(Data excerpts)
....

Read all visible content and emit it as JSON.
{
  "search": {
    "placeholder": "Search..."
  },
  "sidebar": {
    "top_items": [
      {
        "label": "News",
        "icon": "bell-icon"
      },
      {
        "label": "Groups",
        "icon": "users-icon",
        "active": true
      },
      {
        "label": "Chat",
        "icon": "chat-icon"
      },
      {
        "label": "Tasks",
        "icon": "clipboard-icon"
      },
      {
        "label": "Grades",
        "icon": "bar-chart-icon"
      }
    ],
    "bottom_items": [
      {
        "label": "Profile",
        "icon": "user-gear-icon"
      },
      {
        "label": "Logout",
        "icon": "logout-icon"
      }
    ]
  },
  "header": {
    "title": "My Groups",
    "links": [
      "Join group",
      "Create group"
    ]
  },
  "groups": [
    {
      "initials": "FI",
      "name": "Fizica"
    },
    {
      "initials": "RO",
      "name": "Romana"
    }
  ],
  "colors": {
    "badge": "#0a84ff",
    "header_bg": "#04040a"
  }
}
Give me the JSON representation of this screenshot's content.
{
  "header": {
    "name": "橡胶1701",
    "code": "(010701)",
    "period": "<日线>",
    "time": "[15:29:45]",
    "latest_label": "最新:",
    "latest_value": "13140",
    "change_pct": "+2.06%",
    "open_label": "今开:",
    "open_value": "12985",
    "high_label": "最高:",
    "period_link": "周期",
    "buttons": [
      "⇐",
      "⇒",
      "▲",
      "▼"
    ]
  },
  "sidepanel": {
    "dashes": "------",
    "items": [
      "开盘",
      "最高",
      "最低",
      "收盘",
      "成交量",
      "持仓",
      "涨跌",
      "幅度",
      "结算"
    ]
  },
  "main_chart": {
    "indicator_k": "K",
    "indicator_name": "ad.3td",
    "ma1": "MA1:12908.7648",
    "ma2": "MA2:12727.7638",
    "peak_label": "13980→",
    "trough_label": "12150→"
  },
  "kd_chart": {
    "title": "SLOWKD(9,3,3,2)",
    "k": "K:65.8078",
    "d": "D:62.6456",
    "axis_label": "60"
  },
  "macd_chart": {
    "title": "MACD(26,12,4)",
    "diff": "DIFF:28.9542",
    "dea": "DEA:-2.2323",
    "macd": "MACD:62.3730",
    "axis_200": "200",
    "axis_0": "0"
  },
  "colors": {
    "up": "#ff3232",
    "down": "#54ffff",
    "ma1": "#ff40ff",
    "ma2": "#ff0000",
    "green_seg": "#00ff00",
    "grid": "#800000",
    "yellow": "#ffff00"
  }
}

....

§ STATED GOAL
Identify the lines above with the word "content". Copy them.

§ COMPLETE ANSWER
Read all visible content and emit it as JSON.
Give me the JSON representation of this screenshot's content.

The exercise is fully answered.